**Task description:** Exactly repeat the full listing that follows.

**Supplied data:**
↓

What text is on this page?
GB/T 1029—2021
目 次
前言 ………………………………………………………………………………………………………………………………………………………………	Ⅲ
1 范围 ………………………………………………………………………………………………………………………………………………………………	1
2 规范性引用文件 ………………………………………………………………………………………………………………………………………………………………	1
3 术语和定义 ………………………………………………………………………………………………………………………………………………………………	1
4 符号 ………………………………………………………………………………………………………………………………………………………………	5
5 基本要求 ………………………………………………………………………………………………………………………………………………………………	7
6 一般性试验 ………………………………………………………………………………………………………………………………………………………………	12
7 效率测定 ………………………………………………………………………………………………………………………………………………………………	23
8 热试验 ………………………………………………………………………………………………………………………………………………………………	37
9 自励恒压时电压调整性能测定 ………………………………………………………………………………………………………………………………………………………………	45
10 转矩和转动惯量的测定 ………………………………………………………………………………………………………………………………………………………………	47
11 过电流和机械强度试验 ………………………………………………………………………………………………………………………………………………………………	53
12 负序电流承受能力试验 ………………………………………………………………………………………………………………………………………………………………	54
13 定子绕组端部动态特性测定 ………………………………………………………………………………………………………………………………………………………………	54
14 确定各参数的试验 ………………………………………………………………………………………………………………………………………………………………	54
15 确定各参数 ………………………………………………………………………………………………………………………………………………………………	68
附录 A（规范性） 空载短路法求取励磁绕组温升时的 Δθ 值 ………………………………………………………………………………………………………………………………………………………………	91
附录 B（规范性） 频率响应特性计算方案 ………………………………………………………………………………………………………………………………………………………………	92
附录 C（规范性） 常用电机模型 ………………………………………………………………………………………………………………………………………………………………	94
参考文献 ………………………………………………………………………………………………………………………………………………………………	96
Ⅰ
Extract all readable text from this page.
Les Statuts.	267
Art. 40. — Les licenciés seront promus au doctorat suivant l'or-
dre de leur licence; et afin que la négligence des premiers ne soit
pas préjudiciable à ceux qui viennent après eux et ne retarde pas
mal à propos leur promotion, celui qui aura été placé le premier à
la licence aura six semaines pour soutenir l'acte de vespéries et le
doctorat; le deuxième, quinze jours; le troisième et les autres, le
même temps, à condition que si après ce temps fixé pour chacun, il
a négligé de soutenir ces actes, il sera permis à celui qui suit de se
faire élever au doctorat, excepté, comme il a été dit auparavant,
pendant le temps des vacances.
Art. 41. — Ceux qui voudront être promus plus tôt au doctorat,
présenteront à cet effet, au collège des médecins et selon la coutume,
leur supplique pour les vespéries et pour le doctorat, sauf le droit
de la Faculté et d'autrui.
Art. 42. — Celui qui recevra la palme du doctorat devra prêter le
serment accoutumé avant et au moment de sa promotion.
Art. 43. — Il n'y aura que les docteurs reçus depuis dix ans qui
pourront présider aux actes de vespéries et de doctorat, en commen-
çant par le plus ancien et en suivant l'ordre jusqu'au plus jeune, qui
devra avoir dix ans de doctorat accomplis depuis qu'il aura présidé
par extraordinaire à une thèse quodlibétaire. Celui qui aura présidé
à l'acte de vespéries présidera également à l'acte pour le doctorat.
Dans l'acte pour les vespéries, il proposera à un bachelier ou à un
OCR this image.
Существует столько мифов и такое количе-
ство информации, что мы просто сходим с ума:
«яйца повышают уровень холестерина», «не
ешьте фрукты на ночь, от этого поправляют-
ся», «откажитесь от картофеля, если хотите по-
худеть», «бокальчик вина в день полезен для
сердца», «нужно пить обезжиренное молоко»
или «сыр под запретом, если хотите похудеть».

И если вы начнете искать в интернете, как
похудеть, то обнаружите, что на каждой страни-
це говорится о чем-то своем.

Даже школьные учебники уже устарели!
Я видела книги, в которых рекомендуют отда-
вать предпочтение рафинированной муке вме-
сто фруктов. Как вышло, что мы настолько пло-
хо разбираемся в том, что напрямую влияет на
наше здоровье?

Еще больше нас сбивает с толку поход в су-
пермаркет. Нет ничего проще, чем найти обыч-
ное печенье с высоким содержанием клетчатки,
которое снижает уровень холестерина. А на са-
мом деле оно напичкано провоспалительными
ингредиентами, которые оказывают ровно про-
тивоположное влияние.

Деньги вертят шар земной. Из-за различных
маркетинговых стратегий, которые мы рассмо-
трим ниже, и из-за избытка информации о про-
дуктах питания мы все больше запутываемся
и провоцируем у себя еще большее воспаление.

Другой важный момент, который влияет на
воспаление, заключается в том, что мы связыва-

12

↑

**In response:**
What text is on this page?
GB/T 1029—2021
目 次
前言 ………………………………………………………………………………………………………………………………………………………………	Ⅲ
1 范围 ………………………………………………………………………………………………………………………………………………………………	1
2 规范性引用文件 ………………………………………………………………………………………………………………………………………………………………	1
3 术语和定义 ………………………………………………………………………………………………………………………………………………………………	1
4 符号 ………………………………………………………………………………………………………………………………………………………………	5
5 基本要求 ………………………………………………………………………………………………………………………………………………………………	7
6 一般性试验 ………………………………………………………………………………………………………………………………………………………………	12
7 效率测定 ………………………………………………………………………………………………………………………………………………………………	23
8 热试验 ………………………………………………………………………………………………………………………………………………………………	37
9 自励恒压时电压调整性能测定 ………………………………………………………………………………………………………………………………………………………………	45
10 转矩和转动惯量的测定 ………………………………………………………………………………………………………………………………………………………………	47
11 过电流和机械强度试验 ………………………………………………………………………………………………………………………………………………………………	53
12 负序电流承受能力试验 ………………………………………………………………………………………………………………………………………………………………	54
13 定子绕组端部动态特性测定 ………………………………………………………………………………………………………………………………………………………………	54
14 确定各参数的试验 ………………………………………………………………………………………………………………………………………………………………	54
15 确定各参数 ………………………………………………………………………………………………………………………………………………………………	68
附录 A（规范性） 空载短路法求取励磁绕组温升时的 Δθ 值 ………………………………………………………………………………………………………………………………………………………………	91
附录 B（规范性） 频率响应特性计算方案 ………………………………………………………………………………………………………………………………………………………………	92
附录 C（规范性） 常用电机模型 ………………………………………………………………………………………………………………………………………………………………	94
参考文献 ………………………………………………………………………………………………………………………………………………………………	96
Ⅰ
Extract all readable text from this page.
Les Statuts.	267
Art. 40. — Les licenciés seront promus au doctorat suivant l'or-
dre de leur licence; et afin que la négligence des premiers ne soit
pas préjudiciable à ceux qui viennent après eux et ne retarde pas
mal à propos leur promotion, celui qui aura été placé le premier à
la licence aura six semaines pour soutenir l'acte de vespéries et le
doctorat; le deuxième, quinze jours; le troisième et les autres, le
même temps, à condition que si après ce temps fixé pour chacun, il
a négligé de soutenir ces actes, il sera permis à celui qui suit de se
faire élever au doctorat, excepté, comme il a été dit auparavant,
pendant le temps des vacances.
Art. 41. — Ceux qui voudront être promus plus tôt au doctorat,
présenteront à cet effet, au collège des médecins et selon la coutume,
leur supplique pour les vespéries et pour le doctorat, sauf le droit
de la Faculté et d'autrui.
Art. 42. — Celui qui recevra la palme du doctorat devra prêter le
serment accoutumé avant et au moment de sa promotion.
Art. 43. — Il n'y aura que les docteurs reçus depuis dix ans qui
pourront présider aux actes de vespéries et de doctorat, en commen-
çant par le plus ancien et en suivant l'ordre jusqu'au plus jeune, qui
devra avoir dix ans de doctorat accomplis depuis qu'il aura présidé
par extraordinaire à une thèse quodlibétaire. Celui qui aura présidé
à l'acte de vespéries présidera également à l'acte pour le doctorat.
Dans l'acte pour les vespéries, il proposera à un bachelier ou à un
OCR this image.
Существует столько мифов и такое количе-
ство информации, что мы просто сходим с ума:
«яйца повышают уровень холестерина», «не
ешьте фрукты на ночь, от этого поправляют-
ся», «откажитесь от картофеля, если хотите по-
худеть», «бокальчик вина в день полезен для
сердца», «нужно пить обезжиренное молоко»
или «сыр под запретом, если хотите похудеть».

И если вы начнете искать в интернете, как
похудеть, то обнаружите, что на каждой страни-
це говорится о чем-то своем.

Даже школьные учебники уже устарели!
Я видела книги, в которых рекомендуют отда-
вать предпочтение рафинированной муке вме-
сто фруктов. Как вышло, что мы настолько пло-
хо разбираемся в том, что напрямую влияет на
наше здоровье?

Еще больше нас сбивает с толку поход в су-
пермаркет. Нет ничего проще, чем найти обыч-
ное печенье с высоким содержанием клетчатки,
которое снижает уровень холестерина. А на са-
мом деле оно напичкано провоспалительными
ингредиентами, которые оказывают ровно про-
тивоположное влияние.

Деньги вертят шар земной. Из-за различных
маркетинговых стратегий, которые мы рассмо-
трим ниже, и из-за избытка информации о про-
дуктах питания мы все больше запутываемся
и провоцируем у себя еще большее воспаление.

Другой важный момент, который влияет на
воспаление, заключается в том, что мы связыва-

12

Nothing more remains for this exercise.